* [Aim of the task]
Wherever the word "Analyser" appears in a line, copy that line.

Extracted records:
↓↓↓

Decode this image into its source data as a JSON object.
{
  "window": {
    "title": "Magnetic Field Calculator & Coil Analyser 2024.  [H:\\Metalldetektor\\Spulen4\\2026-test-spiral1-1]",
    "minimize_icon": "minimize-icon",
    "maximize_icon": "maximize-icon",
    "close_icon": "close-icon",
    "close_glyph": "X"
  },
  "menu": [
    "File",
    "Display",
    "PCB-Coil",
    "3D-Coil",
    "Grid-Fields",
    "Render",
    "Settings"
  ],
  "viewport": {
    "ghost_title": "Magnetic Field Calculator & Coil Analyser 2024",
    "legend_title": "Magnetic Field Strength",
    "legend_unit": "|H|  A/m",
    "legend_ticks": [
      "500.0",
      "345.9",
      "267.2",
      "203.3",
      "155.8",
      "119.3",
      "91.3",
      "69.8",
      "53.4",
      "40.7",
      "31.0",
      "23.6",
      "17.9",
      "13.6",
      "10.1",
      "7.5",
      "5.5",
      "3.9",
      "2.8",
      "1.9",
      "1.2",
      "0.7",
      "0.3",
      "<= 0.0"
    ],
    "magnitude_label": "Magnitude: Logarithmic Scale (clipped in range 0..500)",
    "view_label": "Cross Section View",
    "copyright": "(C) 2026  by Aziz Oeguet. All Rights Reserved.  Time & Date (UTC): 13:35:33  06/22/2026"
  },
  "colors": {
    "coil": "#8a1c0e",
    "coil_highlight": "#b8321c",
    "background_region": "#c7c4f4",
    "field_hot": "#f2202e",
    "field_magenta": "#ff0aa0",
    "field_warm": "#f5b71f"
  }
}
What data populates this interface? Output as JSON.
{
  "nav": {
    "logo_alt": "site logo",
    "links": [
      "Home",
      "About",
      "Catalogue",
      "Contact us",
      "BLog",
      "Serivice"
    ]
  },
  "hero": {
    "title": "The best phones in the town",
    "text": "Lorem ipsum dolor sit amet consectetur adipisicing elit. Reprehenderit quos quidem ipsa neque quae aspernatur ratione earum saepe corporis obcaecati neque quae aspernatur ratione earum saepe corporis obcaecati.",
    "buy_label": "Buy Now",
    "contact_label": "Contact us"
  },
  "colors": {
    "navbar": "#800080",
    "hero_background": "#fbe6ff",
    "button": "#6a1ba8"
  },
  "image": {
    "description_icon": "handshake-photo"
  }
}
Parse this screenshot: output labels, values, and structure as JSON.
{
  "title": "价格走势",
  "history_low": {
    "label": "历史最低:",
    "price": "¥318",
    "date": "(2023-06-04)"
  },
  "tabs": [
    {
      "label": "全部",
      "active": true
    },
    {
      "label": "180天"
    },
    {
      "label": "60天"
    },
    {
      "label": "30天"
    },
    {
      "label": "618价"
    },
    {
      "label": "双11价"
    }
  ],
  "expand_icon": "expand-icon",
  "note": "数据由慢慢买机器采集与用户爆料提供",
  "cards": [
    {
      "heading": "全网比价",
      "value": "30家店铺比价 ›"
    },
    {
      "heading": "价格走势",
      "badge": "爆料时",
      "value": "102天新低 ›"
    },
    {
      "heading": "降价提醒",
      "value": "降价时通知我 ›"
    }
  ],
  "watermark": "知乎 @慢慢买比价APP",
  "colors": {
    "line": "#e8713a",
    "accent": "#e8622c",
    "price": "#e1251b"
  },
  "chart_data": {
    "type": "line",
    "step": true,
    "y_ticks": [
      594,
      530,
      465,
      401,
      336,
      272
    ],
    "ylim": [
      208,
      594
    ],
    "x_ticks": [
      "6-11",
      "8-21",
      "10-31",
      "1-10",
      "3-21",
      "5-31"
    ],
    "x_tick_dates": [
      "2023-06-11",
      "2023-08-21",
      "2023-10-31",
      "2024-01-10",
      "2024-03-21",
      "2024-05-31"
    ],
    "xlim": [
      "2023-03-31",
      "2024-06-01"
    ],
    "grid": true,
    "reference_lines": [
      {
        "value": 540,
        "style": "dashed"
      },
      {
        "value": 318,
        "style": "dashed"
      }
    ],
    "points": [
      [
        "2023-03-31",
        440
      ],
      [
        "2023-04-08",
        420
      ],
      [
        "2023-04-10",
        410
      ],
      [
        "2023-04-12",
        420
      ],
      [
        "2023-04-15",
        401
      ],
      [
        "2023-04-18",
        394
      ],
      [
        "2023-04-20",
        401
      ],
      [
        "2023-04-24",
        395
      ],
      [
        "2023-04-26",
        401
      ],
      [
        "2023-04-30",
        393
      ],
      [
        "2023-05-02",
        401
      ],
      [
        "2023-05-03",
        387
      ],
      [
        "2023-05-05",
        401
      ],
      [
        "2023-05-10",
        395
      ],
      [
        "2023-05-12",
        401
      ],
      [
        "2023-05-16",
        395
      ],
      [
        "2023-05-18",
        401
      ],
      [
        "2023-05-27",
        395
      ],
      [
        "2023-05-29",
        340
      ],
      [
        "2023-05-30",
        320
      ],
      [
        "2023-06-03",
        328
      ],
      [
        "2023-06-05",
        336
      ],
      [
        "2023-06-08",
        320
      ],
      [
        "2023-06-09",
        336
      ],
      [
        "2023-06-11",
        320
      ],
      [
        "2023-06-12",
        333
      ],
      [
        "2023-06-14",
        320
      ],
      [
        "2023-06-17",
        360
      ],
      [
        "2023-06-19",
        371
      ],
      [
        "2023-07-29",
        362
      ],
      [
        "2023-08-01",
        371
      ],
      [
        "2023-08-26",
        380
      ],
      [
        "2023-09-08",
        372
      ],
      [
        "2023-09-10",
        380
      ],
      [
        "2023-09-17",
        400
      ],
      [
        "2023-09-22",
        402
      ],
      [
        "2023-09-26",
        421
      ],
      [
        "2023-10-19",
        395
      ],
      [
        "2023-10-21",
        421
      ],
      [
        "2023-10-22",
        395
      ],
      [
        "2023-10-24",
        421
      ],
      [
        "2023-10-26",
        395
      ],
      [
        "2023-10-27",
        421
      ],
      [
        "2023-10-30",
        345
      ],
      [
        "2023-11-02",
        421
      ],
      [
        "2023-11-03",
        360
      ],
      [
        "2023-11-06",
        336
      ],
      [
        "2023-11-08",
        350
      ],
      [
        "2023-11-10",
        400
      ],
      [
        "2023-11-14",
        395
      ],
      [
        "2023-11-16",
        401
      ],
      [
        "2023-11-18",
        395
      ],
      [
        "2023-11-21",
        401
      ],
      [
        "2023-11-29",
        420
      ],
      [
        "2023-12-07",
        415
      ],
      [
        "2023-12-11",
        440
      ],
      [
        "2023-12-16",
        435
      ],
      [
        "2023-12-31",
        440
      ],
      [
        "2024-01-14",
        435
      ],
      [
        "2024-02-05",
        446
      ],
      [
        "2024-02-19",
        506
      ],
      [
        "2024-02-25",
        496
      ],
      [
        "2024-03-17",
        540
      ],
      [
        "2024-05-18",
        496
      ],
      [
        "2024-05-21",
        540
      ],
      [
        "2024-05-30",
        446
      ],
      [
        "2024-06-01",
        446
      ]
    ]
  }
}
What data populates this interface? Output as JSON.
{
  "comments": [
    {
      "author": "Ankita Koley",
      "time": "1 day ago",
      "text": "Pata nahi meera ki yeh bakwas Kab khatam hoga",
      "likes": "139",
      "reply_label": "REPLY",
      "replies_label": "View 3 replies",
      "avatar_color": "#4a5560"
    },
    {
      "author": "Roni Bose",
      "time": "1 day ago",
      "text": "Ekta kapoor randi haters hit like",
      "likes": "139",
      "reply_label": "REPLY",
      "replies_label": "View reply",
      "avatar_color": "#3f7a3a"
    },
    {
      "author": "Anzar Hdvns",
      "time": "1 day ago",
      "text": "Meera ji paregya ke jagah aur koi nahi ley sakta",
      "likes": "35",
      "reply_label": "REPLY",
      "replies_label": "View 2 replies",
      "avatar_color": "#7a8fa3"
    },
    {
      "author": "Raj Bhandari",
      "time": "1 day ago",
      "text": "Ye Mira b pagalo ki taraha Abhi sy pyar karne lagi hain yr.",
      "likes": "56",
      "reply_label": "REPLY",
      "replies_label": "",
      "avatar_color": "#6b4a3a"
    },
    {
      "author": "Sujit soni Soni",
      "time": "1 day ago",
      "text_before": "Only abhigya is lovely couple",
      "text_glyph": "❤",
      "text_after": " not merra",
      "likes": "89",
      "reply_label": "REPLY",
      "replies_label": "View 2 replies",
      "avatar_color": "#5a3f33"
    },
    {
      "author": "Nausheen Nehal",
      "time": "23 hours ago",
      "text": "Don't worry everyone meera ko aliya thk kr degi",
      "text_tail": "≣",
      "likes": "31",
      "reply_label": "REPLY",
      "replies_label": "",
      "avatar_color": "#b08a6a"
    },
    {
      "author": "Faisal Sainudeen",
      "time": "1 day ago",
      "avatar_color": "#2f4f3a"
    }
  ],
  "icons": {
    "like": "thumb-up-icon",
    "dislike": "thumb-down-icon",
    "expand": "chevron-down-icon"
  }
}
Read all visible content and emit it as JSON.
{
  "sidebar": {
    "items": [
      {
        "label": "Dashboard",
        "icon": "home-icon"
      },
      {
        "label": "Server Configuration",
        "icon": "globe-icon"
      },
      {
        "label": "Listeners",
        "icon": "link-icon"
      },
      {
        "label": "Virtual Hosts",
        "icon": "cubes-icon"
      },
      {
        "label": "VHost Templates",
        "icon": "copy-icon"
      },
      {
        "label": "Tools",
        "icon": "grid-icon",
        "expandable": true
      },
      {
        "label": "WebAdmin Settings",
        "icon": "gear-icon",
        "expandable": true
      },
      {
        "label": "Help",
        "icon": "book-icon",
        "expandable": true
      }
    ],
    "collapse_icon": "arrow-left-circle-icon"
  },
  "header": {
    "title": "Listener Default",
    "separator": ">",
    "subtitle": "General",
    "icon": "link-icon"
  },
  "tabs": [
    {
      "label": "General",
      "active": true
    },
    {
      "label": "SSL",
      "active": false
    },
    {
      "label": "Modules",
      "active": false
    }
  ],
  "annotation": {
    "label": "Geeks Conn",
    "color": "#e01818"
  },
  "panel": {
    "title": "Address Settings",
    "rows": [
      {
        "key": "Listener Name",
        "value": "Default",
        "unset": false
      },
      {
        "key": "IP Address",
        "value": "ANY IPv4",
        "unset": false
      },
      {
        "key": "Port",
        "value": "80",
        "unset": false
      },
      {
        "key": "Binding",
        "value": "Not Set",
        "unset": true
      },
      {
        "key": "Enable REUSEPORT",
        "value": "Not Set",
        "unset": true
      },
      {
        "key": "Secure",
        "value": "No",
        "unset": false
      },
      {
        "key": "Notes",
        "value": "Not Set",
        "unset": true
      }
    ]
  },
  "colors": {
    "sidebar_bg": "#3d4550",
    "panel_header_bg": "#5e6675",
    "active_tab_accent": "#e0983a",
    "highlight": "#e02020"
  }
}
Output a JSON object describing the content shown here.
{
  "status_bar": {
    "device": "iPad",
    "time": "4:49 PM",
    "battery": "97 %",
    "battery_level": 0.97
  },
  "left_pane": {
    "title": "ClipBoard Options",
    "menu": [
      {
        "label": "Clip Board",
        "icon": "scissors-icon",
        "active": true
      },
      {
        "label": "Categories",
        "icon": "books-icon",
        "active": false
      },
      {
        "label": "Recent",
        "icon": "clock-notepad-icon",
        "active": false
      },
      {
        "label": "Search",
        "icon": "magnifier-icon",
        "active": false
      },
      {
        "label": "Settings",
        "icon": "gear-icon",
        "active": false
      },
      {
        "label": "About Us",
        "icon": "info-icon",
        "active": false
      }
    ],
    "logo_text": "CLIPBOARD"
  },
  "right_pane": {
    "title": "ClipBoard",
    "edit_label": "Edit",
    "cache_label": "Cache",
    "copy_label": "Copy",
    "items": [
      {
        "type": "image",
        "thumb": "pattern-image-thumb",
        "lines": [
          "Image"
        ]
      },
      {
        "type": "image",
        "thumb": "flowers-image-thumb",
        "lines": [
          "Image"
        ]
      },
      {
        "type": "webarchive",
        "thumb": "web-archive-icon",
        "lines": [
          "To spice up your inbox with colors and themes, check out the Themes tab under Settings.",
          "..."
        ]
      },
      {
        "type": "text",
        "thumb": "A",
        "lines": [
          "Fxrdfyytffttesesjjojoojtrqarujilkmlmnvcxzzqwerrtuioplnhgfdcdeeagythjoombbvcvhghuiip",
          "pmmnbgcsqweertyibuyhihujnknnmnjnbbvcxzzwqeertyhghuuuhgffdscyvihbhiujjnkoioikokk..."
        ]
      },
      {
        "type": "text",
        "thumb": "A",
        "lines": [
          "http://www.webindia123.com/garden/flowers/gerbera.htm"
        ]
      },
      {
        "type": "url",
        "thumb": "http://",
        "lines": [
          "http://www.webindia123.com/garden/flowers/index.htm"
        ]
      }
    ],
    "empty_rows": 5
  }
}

↑↑↑

* [Completed exercise]
    "title": "Magnetic Field Calculator & Coil Analyser 2024.  [H:\\Metalldetektor\\Spulen4\\2026-test-spiral1-1]",
    "ghost_title": "Magnetic Field Calculator & Coil Analyser 2024",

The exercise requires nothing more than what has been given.